- _SET EXERCISE 1_:
Give as a numbered list the rows of the saved entries, starting at the line containing "var-lv-entity: LV_ENTITY.: [514, 214, 618, 234]" and ending at the line containing "col-header-v[interactable]: V...: [219, 405, 245, 425]", with both of those lines included and blank lines left out.

— Start of DOCUMENT EXTRACT —

Three bytes to an integer
wayofthepie
Posted on June 21, 2020
This post is a quick overview of how I turned an initially poor solution to a problem into a better one, and the thought process behind it.
The problem
I'm working on pulling information out of the Certificate Transparency Logs. The logs are made up of a JSON list of log entries. A single entry is a JSON object with two fields, leaf_input
and extra_data
. The leaf_input
field contains base64 encoded binary data. I want to pull information out of this binary data.
To outline the structure of the binary data I'll use the following notation, indicating byte numbers:
- [n] - indicates byte n, so [0] is the first byte.
- [n..=m] - indicates a range of bytes, inclusive, so [2..=4] means bytes 2, 3 and 4.
- [n..] - indicates the remaining bytes in the binary data after and including index n.
[0] [1] [2..=9] [10..=11] [12..=14] [15..]
| | | | | |
| | | | | |- (rest) the rest of the bytes
| | | | |
| | | | |- (length) the length of the certificate
| | | |
| | | | - the log entry type, not relevant in this post
| | |
| | | - timestamp, not relevant in this post
| |
| | - signature type, not relevant in this post
|
| - version, not relevant in this post
The relevant parts here are the length (bytes [12..=14]) and the rest (indicated by [15..]
above). rest contains an X.509 certificate we want, and the three bytes in the length define an integer which tells us how many bytes that certificate makes up in rest. Once we read length bytes from rest, the remainder of rest is data that we do not need.

— End of DOCUMENT EXTRACT —

- _SET EXERCISE 2_:
List the fields that the post's diagram shows in the leaf_input binary data.

— Start of GIVEN RECORDS —

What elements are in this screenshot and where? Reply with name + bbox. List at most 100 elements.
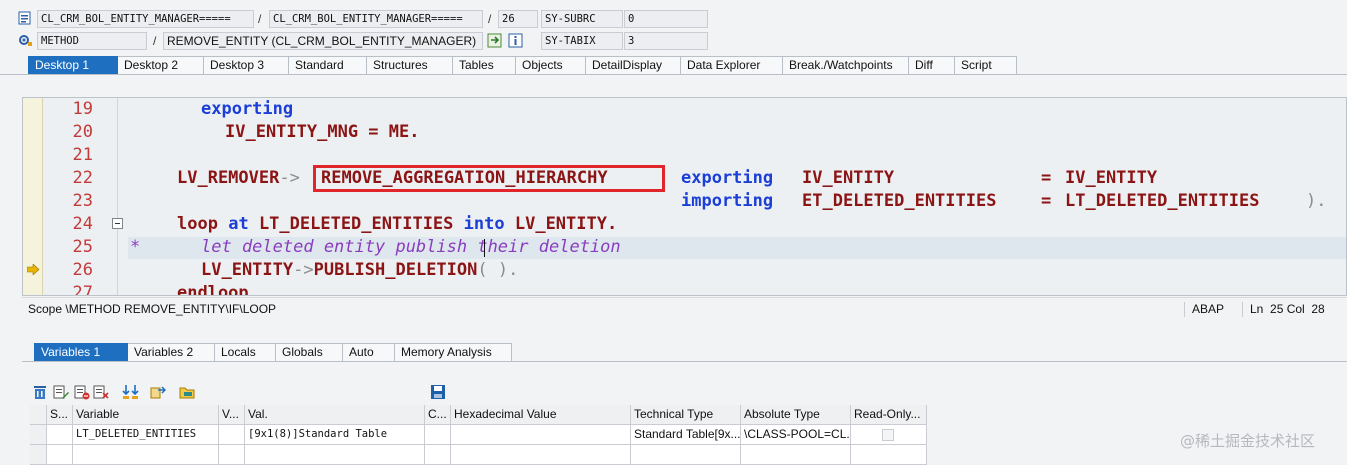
var-lv-entity: LV_ENTITY.: [514, 214, 618, 234]
tab-tables[interactable]: Tables: [453, 56, 516, 74]
line-number: 22: [72, 168, 93, 188]
arrow-operator: ->: [279, 168, 300, 188]
info-icon[interactable]: [508, 33, 524, 49]
sysvar1-label: SY-SUBRC: [541, 10, 623, 28]
kw-loop: loop: [177, 214, 218, 234]
tab-desktop-2[interactable]: Desktop 2: [118, 56, 204, 74]
cursor-position: Ln 25 Col 28: [1250, 302, 1325, 316]
empty-cell: [425, 445, 451, 465]
method-name-field[interactable]: REMOVE_ENTITY (CL_CRM_BOL_ENTITY_MANAGER…: [163, 32, 483, 50]
col-header-hex-value[interactable]: Hexadecimal Value: [451, 405, 631, 425]
tab-auto[interactable]: Auto: [343, 343, 395, 361]
line-number: 20: [72, 122, 93, 142]
scope-text: Scope \METHOD REMOVE_ENTITY\IF\LOOP: [28, 302, 277, 316]
empty-cell: [47, 445, 73, 465]
text-cursor: [484, 239, 485, 257]
value-lt-deleted-entities: LT_DELETED_ENTITIES: [1065, 191, 1260, 211]
list-remove-icon[interactable]: [74, 384, 90, 403]
col-header-v[interactable]: V...: [219, 405, 245, 425]
col-header-absolute-type[interactable]: Absolute Type: [741, 405, 851, 425]
col-header-value[interactable]: Val.: [245, 405, 425, 425]
tab-desktop-3[interactable]: Desktop 3: [204, 56, 289, 74]
method-gear-icon: [17, 32, 33, 48]
tab-divider: [0, 74, 1347, 75]
cell-variable[interactable]: LT_DELETED_ENTITIES: [73, 425, 219, 445]
empty-cell[interactable]: [73, 445, 219, 465]
divider: [1242, 302, 1243, 317]
fold-toggle-icon[interactable]: [112, 218, 123, 232]
list-delete-icon[interactable]: [93, 384, 109, 403]
line-number: 25: [72, 237, 93, 257]
edit-list-icon[interactable]: [53, 384, 69, 403]
variables-tab-bar: Variables 1 Variables 2 Locals Globals A…: [34, 343, 512, 361]
desktop-tab-bar: Desktop 1 Desktop 2 Desktop 3 Standard S…: [28, 56, 1017, 74]
call-parens: ( ).: [477, 260, 519, 280]
include-field[interactable]: CL_CRM_BOL_ENTITY_MANAGER=====: [269, 10, 483, 28]
folder-icon[interactable]: [179, 384, 195, 403]
comment-star: *: [130, 237, 141, 257]
empty-cell: [631, 445, 741, 465]
transfer-icon[interactable]: [150, 384, 167, 403]
row-selector[interactable]: [30, 445, 47, 465]
close-paren: ).: [1306, 191, 1327, 211]
type-field[interactable]: METHOD: [37, 32, 147, 50]
slash-2: /: [488, 12, 492, 26]
tab-variables-1[interactable]: Variables 1: [34, 343, 128, 361]
read-only-checkbox[interactable]: [882, 429, 894, 441]
row-selector[interactable]: [30, 425, 47, 445]
sort-icon[interactable]: [122, 384, 140, 403]
cell-absolute-type: \CLASS-POOL=CL...: [741, 425, 851, 445]
navigate-icon[interactable]: [487, 33, 503, 49]
param-iv-entity-mng: IV_ENTITY_MNG: [225, 122, 359, 142]
execution-arrow-icon: [26, 263, 40, 278]
col-header-status[interactable]: S...: [47, 405, 73, 425]
kw-at: at: [228, 214, 249, 234]
kw-exporting-2: exporting: [681, 168, 774, 188]
value-me: ME.: [388, 122, 420, 142]
col-header-variable[interactable]: Variable: [73, 405, 219, 425]
tab-breakpoints[interactable]: Break./Watchpoints: [783, 56, 909, 74]
tab-desktop-1[interactable]: Desktop 1: [28, 56, 118, 74]
col-header-technical-type[interactable]: Technical Type: [631, 405, 741, 425]
tab-objects[interactable]: Objects: [516, 56, 586, 74]
line-number: 27: [72, 283, 93, 296]
grid-selector-header: [30, 405, 47, 425]
table-lt-deleted-entities: LT_DELETED_ENTITIES: [258, 214, 454, 234]
program-field[interactable]: CL_CRM_BOL_ENTITY_MANAGER=====: [37, 10, 254, 28]
kw-endloop: endloop.: [177, 283, 259, 296]
op-equals: =: [358, 122, 389, 142]
tab-diff[interactable]: Diff: [909, 56, 955, 74]
tab-detaildisplay[interactable]: DetailDisplay: [586, 56, 681, 74]
kw-exporting: exporting: [201, 99, 294, 119]
language-text: ABAP: [1192, 302, 1225, 316]
tab-globals[interactable]: Globals: [276, 343, 343, 361]
value-iv-entity: IV_ENTITY: [1065, 168, 1158, 188]
cell-status: [47, 425, 73, 445]
line-number: 21: [72, 145, 93, 165]
cell-read-only: [851, 425, 927, 445]
kw-into: into: [463, 214, 505, 234]
arrow-operator-2: ->: [293, 260, 314, 280]
delete-icon[interactable]: [32, 384, 48, 403]
tab-structures[interactable]: Structures: [367, 56, 453, 74]
empty-cell: [741, 445, 851, 465]
tab-memory-analysis[interactable]: Memory Analysis: [395, 343, 512, 361]
source-editor[interactable]: 19 20 21 22 23 24 25 26 27 exporting IV_…: [22, 97, 1347, 296]
obj-lv-entity: LV_ENTITY: [201, 260, 294, 280]
op-equals-3: =: [1041, 191, 1052, 211]
tab-script[interactable]: Script: [955, 56, 1017, 74]
col-header-c[interactable]: C...: [425, 405, 451, 425]
slash-1: /: [258, 12, 262, 26]
sysvar1-value: 0: [624, 10, 708, 28]
tab-variables-2[interactable]: Variables 2: [128, 343, 215, 361]
line-field[interactable]: 26: [498, 10, 538, 28]
col-header-read-only[interactable]: Read-Only...: [851, 405, 927, 425]
tab-standard[interactable]: Standard: [289, 56, 367, 74]
tab-locals[interactable]: Locals: [215, 343, 276, 361]
divider: [1184, 302, 1185, 317]
sysvar2-label: SY-TABIX: [541, 32, 623, 50]
cell-c: [425, 425, 451, 445]
tab-data-explorer[interactable]: Data Explorer: [681, 56, 783, 74]
save-icon[interactable]: [430, 384, 446, 403]
cell-value[interactable]: [9x1(8)]Standard Table: [245, 425, 425, 445]
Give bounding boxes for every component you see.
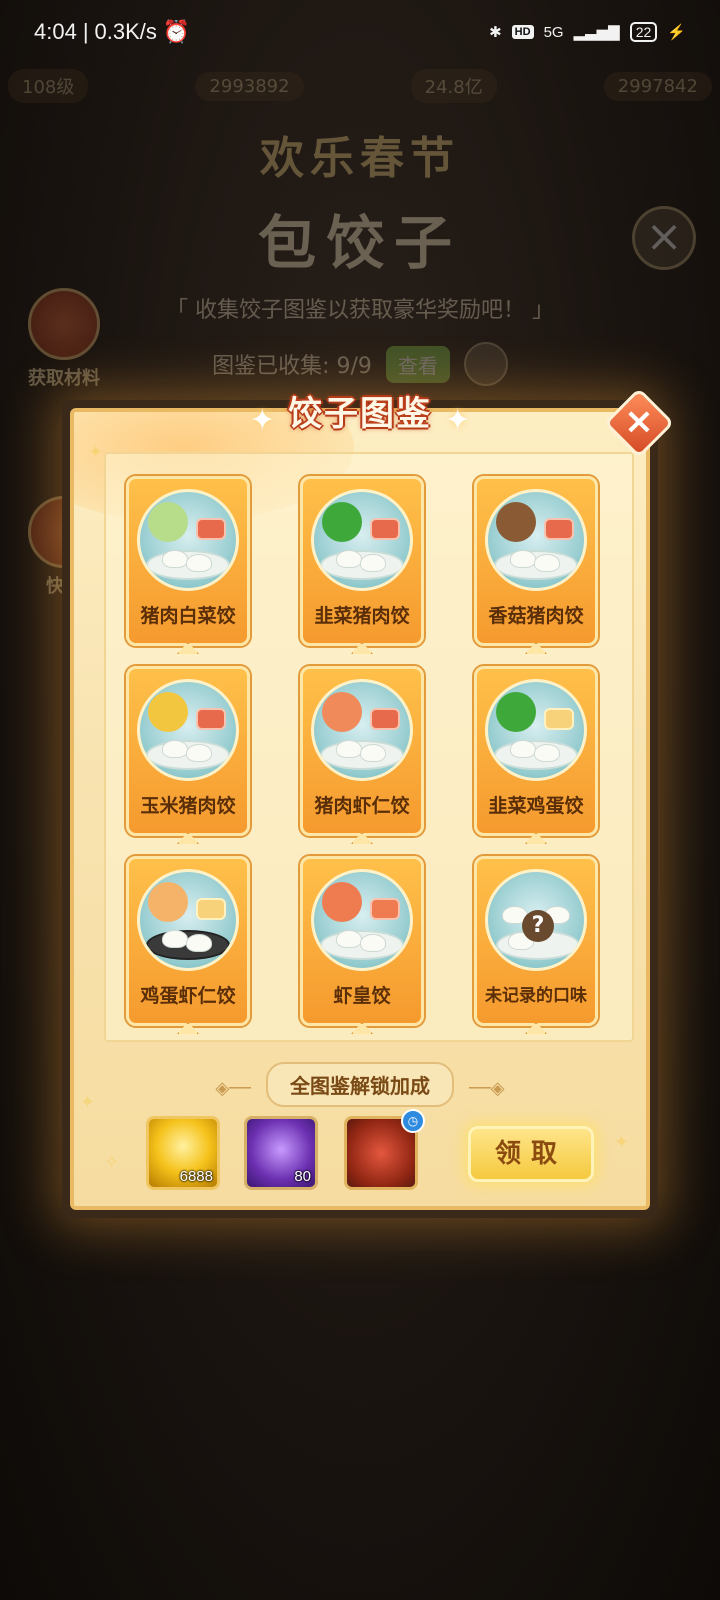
- dumpling-card[interactable]: 香菇猪肉饺: [474, 476, 598, 654]
- dumpling-card[interactable]: 猪肉白菜饺: [126, 476, 250, 654]
- dumpling-card[interactable]: 韭菜猪肉饺: [300, 476, 424, 654]
- alarm-icon: ⏰: [162, 19, 191, 44]
- view-button[interactable]: 查看: [385, 345, 450, 383]
- sparkle-icon: ✦: [88, 442, 104, 463]
- dumpling-card[interactable]: 鸡蛋虾仁饺: [126, 856, 250, 1034]
- ornament-right-icon: ──◈: [469, 1078, 505, 1099]
- sparkle-icon: ✧: [104, 1152, 120, 1173]
- hd-badge: HD: [511, 25, 534, 39]
- reward-quantity: 80: [294, 1168, 311, 1185]
- shrimp-king-dumpling-image: [311, 869, 413, 971]
- dumpling-name: 猪肉虾仁饺: [314, 795, 410, 817]
- ornament-left-icon: ◈──: [215, 1078, 251, 1099]
- get-materials-button[interactable]: 获取材料: [24, 288, 104, 390]
- dumpling-card[interactable]: 猪肉虾仁饺: [300, 666, 424, 844]
- dumpling-name: 鸡蛋虾仁饺: [140, 985, 236, 1007]
- dumpling-card[interactable]: 韭菜鸡蛋饺: [474, 666, 598, 844]
- dumpling-collection-modal: ✦ ✦ ✧ ✦ 猪肉白菜饺 韭菜猪肉饺 香菇猪肉饺 玉米猪肉饺 猪肉虾仁饺 韭菜…: [62, 387, 675, 1218]
- timer-icon: ◷: [401, 1109, 425, 1133]
- chevron-up-icon: [525, 642, 547, 654]
- chevron-up-icon: [177, 832, 199, 844]
- chive-pork-dumpling-image: [311, 489, 413, 591]
- signal-icon: ▂▃▅▇: [573, 24, 620, 41]
- chevron-up-icon: [351, 642, 373, 654]
- dumpling-name: 韭菜猪肉饺: [314, 605, 410, 627]
- mushroom-pork-dumpling-image: [485, 489, 587, 591]
- chive-egg-dumpling-image: [485, 679, 587, 781]
- corn-pork-dumpling-image: [137, 679, 239, 781]
- resource-bar: 108级 2993892 24.8亿 2997842: [8, 66, 712, 106]
- background-close-icon[interactable]: ×: [632, 206, 696, 270]
- chevron-up-icon: [177, 642, 199, 654]
- chevron-up-icon: [525, 1022, 547, 1034]
- chevron-up-icon: [351, 1022, 373, 1034]
- status-bar: 4:04 | 0.3K/s ⏰ ✱ HD 5G ▂▃▅▇ 22 ⚡: [34, 19, 686, 44]
- pork-cabbage-dumpling-image: [137, 489, 239, 591]
- dumpling-card[interactable]: 虾皇饺: [300, 856, 424, 1034]
- reward-quantity: 6888: [179, 1168, 213, 1185]
- dumpling-card[interactable]: ? 未记录的口味: [474, 856, 598, 1034]
- egg-shrimp-dumpling-image: [137, 869, 239, 971]
- resource-3: 2997842: [603, 71, 712, 101]
- dumpling-bag-icon: [28, 288, 100, 360]
- bluetooth-icon: ✱: [489, 24, 502, 41]
- event-title: 欢乐春节: [260, 133, 460, 184]
- gold-ingot-icon[interactable]: 6888: [146, 1116, 220, 1190]
- chevron-up-icon: [525, 832, 547, 844]
- helper-bot-icon[interactable]: [463, 342, 508, 386]
- dumpling-name: 猪肉白菜饺: [140, 605, 236, 627]
- resource-1: 2993892: [195, 71, 304, 101]
- collected-row: 图鉴已收集: 9/9 查看: [0, 342, 720, 386]
- clock-time: 4:04: [34, 19, 77, 44]
- modal-body: ✦ ✦ ✧ ✦ 猪肉白菜饺 韭菜猪肉饺 香菇猪肉饺 玉米猪肉饺 猪肉虾仁饺 韭菜…: [70, 408, 650, 1210]
- full-unlock-bonus-title: 全图鉴解锁加成: [266, 1062, 454, 1107]
- player-level: 108级: [8, 69, 89, 103]
- question-mark-icon: ?: [522, 910, 554, 942]
- modal-title: 饺子图鉴: [288, 394, 432, 434]
- chevron-up-icon: [177, 1022, 199, 1034]
- slogan-text: 收集饺子图鉴以获取豪华奖励吧！: [194, 298, 525, 323]
- charging-icon: ⚡: [667, 24, 686, 41]
- resource-2: 24.8亿: [410, 69, 497, 103]
- pork-shrimp-dumpling-image: [311, 679, 413, 781]
- dumpling-name: 玉米猪肉饺: [140, 795, 236, 817]
- purple-avatar-frame-icon[interactable]: 80: [244, 1116, 318, 1190]
- dumpling-name: 虾皇饺: [333, 985, 391, 1007]
- dumpling-name: 香菇猪肉饺: [488, 605, 584, 627]
- sparkle-icon: ✦: [445, 403, 471, 438]
- dumpling-card[interactable]: 玉米猪肉饺: [126, 666, 250, 844]
- network-speed: 0.3K/s: [94, 19, 157, 44]
- sparkle-icon: ✦: [249, 403, 275, 438]
- dumpling-name: 未记录的口味: [485, 986, 587, 1006]
- dumpling-name: 韭菜鸡蛋饺: [488, 795, 584, 817]
- sparkle-icon: ✦: [614, 1132, 630, 1153]
- battery-level: 22: [629, 22, 658, 42]
- game-title: 包饺子: [257, 209, 462, 277]
- collected-label: 图鉴已收集: 9/9: [212, 354, 372, 379]
- unknown-flavor-dumpling-image: ?: [485, 869, 587, 971]
- dumpling-grid: 猪肉白菜饺 韭菜猪肉饺 香菇猪肉饺 玉米猪肉饺 猪肉虾仁饺 韭菜鸡蛋饺 鸡蛋虾仁…: [104, 452, 634, 1042]
- claim-button[interactable]: 领取: [468, 1126, 594, 1182]
- red-chest-icon[interactable]: ◷: [344, 1109, 425, 1190]
- network-type: 5G: [543, 23, 564, 41]
- chevron-up-icon: [351, 832, 373, 844]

— End of GIVEN RECORDS —

- _WORKED SOLUTION 1_:
1. var-lv-entity: LV_ENTITY.: [514, 214, 618, 234]
2. tab-tables[interactable]: Tables: [453, 56, 516, 74]
3. line-number: 22: [72, 168, 93, 188]
4. arrow-operator: ->: [279, 168, 300, 188]
5. info-icon[interactable]: [508, 33, 524, 49]
6. sysvar1-label: SY-SUBRC: [541, 10, 623, 28]
7. kw-loop: loop: [177, 214, 218, 234]
8. tab-desktop-2[interactable]: Desktop 2: [118, 56, 204, 74]
9. cursor-position: Ln 25 Col 28: [1250, 302, 1325, 316]
10. empty-cell: [425, 445, 451, 465]
11. method-name-field[interactable]: REMOVE_ENTITY (CL_CRM_BOL_ENTITY_MANAGER…: [163, 32, 483, 50]
12. col-header-hex-value[interactable]: Hexadecimal Value: [451, 405, 631, 425]
13. tab-auto[interactable]: Auto: [343, 343, 395, 361]
14. line-number: 20: [72, 122, 93, 142]
15. scope-text: Scope \METHOD REMOVE_ENTITY\IF\LOOP: [28, 302, 277, 316]
16. empty-cell: [47, 445, 73, 465]
17. text-cursor: [484, 239, 485, 257]
18. value-lt-deleted-entities: LT_DELETED_ENTITIES: [1065, 191, 1260, 211]
19. list-remove-icon[interactable]: [74, 384, 90, 403]
20. col-header-v[interactable]: V...: [219, 405, 245, 425]

- _WORKED SOLUTION 2_:
- version
- signature type
- timestamp
- log entry type
- length
- rest